- [SET TASK] Give the data below again exactly as it stands. Omit the pictures.

- [SUPPLIED INFORMATION]

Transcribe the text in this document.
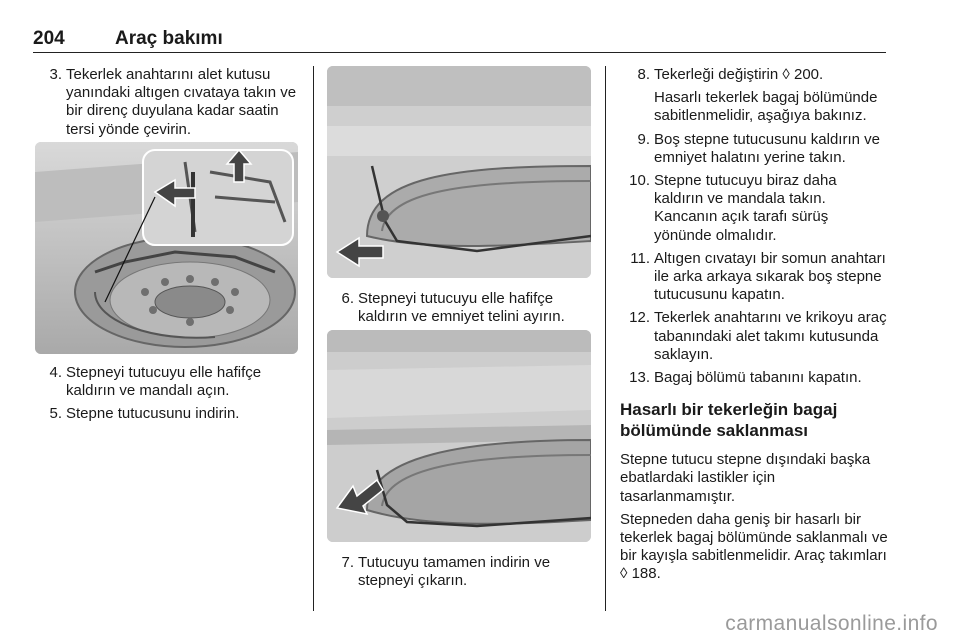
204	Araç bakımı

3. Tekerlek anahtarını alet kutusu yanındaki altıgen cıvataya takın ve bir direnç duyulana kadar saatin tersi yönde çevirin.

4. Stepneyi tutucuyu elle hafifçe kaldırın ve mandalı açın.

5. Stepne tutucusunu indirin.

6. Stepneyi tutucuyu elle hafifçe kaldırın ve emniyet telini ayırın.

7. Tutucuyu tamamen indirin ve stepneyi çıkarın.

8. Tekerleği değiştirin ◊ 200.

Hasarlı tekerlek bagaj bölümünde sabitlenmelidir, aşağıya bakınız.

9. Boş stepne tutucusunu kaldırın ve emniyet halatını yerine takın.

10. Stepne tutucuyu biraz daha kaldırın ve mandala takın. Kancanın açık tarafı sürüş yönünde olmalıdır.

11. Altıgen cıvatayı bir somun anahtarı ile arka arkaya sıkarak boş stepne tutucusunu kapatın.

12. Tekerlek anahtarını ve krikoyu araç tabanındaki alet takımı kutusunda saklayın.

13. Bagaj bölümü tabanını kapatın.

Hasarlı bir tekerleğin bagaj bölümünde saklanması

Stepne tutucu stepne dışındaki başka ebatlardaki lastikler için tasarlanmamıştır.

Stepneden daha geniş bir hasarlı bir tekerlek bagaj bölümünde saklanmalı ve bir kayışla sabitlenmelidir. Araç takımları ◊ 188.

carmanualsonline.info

- [RESPONSE TO THE TASK]
Transcribe the text in this document.
204	Araç bakımı

3. Tekerlek anahtarını alet kutusu yanındaki altıgen cıvataya takın ve bir direnç duyulana kadar saatin tersi yönde çevirin.

4. Stepneyi tutucuyu elle hafifçe kaldırın ve mandalı açın.

5. Stepne tutucusunu indirin.

6. Stepneyi tutucuyu elle hafifçe kaldırın ve emniyet telini ayırın.

7. Tutucuyu tamamen indirin ve stepneyi çıkarın.

8. Tekerleği değiştirin ◊ 200.

Hasarlı tekerlek bagaj bölümünde sabitlenmelidir, aşağıya bakınız.

9. Boş stepne tutucusunu kaldırın ve emniyet halatını yerine takın.

10. Stepne tutucuyu biraz daha kaldırın ve mandala takın. Kancanın açık tarafı sürüş yönünde olmalıdır.

11. Altıgen cıvatayı bir somun anahtarı ile arka arkaya sıkarak boş stepne tutucusunu kapatın.

12. Tekerlek anahtarını ve krikoyu araç tabanındaki alet takımı kutusunda saklayın.

13. Bagaj bölümü tabanını kapatın.

Hasarlı bir tekerleğin bagaj bölümünde saklanması

Stepne tutucu stepne dışındaki başka ebatlardaki lastikler için tasarlanmamıştır.

Stepneden daha geniş bir hasarlı bir tekerlek bagaj bölümünde saklanmalı ve bir kayışla sabitlenmelidir. Araç takımları ◊ 188.

carmanualsonline.info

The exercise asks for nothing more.